**WHAT THE EXERCISE ASKS**
Transcribe each line exactly.

****************************************

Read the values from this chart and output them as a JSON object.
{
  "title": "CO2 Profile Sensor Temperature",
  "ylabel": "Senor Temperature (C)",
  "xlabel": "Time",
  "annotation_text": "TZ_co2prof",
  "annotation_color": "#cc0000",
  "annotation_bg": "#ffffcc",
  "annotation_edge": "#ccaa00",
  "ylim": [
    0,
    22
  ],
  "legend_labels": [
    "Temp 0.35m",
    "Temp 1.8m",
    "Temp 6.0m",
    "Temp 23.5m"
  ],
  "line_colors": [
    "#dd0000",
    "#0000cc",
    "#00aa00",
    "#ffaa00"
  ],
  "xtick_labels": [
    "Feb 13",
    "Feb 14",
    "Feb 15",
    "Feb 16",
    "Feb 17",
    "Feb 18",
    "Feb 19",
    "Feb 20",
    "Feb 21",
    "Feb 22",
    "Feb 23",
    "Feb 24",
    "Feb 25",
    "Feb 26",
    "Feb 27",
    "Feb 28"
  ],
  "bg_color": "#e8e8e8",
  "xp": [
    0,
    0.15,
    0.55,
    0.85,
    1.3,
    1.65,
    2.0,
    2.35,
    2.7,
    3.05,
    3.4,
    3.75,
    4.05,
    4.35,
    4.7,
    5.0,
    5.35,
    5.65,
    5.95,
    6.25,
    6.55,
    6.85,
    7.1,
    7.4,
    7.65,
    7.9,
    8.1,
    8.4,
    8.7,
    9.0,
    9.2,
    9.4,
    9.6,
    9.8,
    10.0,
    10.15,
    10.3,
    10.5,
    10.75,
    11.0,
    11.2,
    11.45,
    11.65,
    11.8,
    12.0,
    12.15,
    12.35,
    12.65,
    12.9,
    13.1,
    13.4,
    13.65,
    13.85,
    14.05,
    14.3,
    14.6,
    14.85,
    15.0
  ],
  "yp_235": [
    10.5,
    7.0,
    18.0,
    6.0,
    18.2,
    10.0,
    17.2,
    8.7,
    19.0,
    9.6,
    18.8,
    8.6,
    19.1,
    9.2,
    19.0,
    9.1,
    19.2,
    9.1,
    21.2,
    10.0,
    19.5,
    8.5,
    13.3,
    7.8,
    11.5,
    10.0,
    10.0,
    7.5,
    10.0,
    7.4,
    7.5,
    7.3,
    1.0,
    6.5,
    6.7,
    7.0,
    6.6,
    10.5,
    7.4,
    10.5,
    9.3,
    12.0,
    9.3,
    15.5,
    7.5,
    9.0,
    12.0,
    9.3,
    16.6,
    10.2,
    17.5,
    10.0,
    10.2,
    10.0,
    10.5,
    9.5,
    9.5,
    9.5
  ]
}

****************************************

**ANSWER**
Read the values from this chart and output them as a JSON object.
{
  "title": "CO2 Profile Sensor Temperature",
  "ylabel": "Senor Temperature (C)",
  "xlabel": "Time",
  "annotation_text": "TZ_co2prof",
  "annotation_color": "#cc0000",
  "annotation_bg": "#ffffcc",
  "annotation_edge": "#ccaa00",
  "ylim": [
    0,
    22
  ],
  "legend_labels": [
    "Temp 0.35m",
    "Temp 1.8m",
    "Temp 6.0m",
    "Temp 23.5m"
  ],
  "line_colors": [
    "#dd0000",
    "#0000cc",
    "#00aa00",
    "#ffaa00"
  ],
  "xtick_labels": [
    "Feb 13",
    "Feb 14",
    "Feb 15",
    "Feb 16",
    "Feb 17",
    "Feb 18",
    "Feb 19",
    "Feb 20",
    "Feb 21",
    "Feb 22",
    "Feb 23",
    "Feb 24",
    "Feb 25",
    "Feb 26",
    "Feb 27",
    "Feb 28"
  ],
  "bg_color": "#e8e8e8",
  "xp": [
    0,
    0.15,
    0.55,
    0.85,
    1.3,
    1.65,
    2.0,
    2.35,
    2.7,
    3.05,
    3.4,
    3.75,
    4.05,
    4.35,
    4.7,
    5.0,
    5.35,
    5.65,
    5.95,
    6.25,
    6.55,
    6.85,
    7.1,
    7.4,
    7.65,
    7.9,
    8.1,
    8.4,
    8.7,
    9.0,
    9.2,
    9.4,
    9.6,
    9.8,
    10.0,
    10.15,
    10.3,
    10.5,
    10.75,
    11.0,
    11.2,
    11.45,
    11.65,
    11.8,
    12.0,
    12.15,
    12.35,
    12.65,
    12.9,
    13.1,
    13.4,
    13.65,
    13.85,
    14.05,
    14.3,
    14.6,
    14.85,
    15.0
  ],
  "yp_235": [
    10.5,
    7.0,
    18.0,
    6.0,
    18.2,
    10.0,
    17.2,
    8.7,
    19.0,
    9.6,
    18.8,
    8.6,
    19.1,
    9.2,
    19.0,
    9.1,
    19.2,
    9.1,
    21.2,
    10.0,
    19.5,
    8.5,
    13.3,
    7.8,
    11.5,
    10.0,
    10.0,
    7.5,
    10.0,
    7.4,
    7.5,
    7.3,
    1.0,
    6.5,
    6.7,
    7.0,
    6.6,
    10.5,
    7.4,
    10.5,
    9.3,
    12.0,
    9.3,
    15.5,
    7.5,
    9.0,
    12.0,
    9.3,
    16.6,
    10.2,
    17.5,
    10.0,
    10.2,
    10.0,
    10.5,
    9.5,
    9.5,
    9.5
  ]
}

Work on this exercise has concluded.